## START INPUT

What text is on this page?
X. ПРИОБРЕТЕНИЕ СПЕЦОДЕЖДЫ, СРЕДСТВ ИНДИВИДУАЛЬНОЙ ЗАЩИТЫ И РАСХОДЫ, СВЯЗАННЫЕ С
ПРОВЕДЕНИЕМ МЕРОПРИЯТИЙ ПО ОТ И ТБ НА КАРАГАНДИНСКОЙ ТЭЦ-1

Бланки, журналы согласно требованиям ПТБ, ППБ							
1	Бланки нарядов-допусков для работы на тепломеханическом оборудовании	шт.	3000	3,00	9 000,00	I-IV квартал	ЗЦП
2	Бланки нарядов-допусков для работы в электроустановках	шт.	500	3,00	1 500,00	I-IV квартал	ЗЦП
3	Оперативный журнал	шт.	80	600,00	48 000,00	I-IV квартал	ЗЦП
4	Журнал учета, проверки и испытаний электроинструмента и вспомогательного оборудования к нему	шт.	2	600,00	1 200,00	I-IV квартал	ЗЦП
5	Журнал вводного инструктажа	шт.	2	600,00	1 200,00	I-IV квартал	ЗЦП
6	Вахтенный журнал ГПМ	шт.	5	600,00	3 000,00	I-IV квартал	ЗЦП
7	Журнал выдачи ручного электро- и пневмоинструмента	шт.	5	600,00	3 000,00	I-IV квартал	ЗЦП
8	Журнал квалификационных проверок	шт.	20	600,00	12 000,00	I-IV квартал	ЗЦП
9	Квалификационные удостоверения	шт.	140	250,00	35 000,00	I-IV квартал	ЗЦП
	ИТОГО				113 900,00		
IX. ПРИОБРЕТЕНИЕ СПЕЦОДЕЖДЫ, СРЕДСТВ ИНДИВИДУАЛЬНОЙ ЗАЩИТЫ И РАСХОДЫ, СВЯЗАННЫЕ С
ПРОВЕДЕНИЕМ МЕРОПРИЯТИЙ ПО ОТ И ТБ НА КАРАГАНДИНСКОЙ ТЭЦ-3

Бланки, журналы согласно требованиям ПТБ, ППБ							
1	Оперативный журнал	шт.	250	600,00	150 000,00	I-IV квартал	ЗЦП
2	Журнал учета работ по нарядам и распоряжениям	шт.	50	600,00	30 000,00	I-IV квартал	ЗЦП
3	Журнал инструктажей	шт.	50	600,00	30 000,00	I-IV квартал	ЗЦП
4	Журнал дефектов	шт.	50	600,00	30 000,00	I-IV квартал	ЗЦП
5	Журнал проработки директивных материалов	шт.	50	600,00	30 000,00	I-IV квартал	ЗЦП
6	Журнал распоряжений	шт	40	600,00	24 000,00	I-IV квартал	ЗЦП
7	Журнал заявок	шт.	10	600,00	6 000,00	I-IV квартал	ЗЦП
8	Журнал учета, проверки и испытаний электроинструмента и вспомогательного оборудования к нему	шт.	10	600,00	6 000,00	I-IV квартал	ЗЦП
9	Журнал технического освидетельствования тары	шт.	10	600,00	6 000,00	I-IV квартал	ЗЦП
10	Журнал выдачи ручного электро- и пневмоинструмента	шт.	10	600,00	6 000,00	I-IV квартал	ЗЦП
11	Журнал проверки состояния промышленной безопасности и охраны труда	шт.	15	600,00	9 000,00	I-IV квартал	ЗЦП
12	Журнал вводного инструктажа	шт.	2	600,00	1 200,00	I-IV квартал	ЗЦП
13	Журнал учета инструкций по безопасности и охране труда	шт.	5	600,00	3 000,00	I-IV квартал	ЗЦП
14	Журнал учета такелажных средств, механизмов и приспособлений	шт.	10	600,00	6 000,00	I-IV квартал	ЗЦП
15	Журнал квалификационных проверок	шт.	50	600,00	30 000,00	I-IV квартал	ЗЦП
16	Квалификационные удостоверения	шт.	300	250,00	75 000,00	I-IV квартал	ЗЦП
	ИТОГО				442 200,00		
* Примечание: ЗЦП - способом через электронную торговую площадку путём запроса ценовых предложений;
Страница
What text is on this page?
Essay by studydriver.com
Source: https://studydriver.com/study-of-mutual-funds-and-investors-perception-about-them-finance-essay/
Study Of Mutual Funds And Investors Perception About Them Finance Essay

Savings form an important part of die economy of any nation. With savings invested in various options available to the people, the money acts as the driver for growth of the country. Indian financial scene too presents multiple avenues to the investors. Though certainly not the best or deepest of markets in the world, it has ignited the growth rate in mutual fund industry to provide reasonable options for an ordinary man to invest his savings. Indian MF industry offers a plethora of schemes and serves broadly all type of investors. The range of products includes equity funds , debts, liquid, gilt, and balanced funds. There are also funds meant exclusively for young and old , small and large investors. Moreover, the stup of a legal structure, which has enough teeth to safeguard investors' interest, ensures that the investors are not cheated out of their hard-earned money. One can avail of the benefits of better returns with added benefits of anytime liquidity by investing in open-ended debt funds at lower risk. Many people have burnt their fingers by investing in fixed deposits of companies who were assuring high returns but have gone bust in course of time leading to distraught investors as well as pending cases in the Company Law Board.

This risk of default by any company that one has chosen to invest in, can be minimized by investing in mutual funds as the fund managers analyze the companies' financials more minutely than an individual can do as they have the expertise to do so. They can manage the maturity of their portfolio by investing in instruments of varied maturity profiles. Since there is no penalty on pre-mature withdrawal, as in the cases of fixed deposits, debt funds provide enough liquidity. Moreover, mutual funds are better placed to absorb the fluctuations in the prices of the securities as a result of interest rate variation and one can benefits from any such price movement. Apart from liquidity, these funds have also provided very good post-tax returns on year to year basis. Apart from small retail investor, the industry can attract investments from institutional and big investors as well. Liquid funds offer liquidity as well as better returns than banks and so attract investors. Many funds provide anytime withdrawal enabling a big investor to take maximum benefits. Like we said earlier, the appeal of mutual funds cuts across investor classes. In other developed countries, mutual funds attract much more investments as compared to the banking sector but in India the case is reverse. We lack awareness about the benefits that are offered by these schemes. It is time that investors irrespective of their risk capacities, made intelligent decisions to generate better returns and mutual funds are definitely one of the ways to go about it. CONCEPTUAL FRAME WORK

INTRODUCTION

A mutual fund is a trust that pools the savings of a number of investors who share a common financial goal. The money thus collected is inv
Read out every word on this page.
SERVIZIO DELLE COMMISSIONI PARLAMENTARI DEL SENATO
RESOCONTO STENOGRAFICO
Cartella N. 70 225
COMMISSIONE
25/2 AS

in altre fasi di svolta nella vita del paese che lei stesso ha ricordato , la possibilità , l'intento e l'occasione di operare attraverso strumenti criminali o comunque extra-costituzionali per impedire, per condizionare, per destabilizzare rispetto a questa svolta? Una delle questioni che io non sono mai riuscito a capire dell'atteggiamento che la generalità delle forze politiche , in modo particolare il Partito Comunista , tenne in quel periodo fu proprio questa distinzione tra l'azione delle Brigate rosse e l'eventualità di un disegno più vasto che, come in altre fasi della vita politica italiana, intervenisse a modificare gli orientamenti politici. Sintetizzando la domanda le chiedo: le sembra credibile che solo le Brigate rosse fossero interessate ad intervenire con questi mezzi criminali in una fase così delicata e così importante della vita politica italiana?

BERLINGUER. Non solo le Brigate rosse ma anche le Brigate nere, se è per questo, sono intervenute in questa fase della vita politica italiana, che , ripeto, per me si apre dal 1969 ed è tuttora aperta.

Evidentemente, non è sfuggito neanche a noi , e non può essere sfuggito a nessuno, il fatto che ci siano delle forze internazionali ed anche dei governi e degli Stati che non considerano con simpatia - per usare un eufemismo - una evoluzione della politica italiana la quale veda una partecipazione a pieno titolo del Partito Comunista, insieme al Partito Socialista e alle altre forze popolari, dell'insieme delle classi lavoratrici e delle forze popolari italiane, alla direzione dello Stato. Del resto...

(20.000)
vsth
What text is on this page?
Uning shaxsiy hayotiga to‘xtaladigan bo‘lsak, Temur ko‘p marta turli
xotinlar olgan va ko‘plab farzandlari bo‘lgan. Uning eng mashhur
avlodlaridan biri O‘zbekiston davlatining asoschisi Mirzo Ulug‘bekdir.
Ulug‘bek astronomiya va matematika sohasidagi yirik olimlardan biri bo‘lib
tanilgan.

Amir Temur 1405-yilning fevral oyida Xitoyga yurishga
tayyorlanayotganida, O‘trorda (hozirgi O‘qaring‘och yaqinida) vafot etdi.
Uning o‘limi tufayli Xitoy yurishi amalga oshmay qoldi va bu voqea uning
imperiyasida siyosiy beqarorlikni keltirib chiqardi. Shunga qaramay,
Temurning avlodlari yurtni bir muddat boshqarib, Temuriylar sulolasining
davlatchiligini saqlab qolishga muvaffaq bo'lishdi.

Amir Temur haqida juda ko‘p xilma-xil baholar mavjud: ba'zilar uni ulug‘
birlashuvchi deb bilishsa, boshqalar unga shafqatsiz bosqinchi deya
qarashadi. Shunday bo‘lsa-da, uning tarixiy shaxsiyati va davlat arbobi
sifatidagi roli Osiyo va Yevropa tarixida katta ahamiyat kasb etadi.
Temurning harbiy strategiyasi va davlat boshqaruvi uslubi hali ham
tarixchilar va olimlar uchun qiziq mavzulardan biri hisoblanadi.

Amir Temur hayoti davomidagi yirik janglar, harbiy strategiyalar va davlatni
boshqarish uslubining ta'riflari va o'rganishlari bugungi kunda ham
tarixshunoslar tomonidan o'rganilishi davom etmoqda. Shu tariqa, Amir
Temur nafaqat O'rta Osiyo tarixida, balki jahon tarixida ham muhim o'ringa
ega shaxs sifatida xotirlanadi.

## END INPUT

• _TO BE DONE_: Check every line of the data above for the string "ПРОВЕДЕНИЕМ", and copy those that have it.

• _TASK SOLUTION_:
ПРОВЕДЕНИЕМ МЕРОПРИЯТИЙ ПО ОТ И ТБ НА КАРАГАНДИНСКОЙ ТЭЦ-1
ПРОВЕДЕНИЕМ МЕРОПРИЯТИЙ ПО ОТ И ТБ НА КАРАГАНДИНСКОЙ ТЭЦ-3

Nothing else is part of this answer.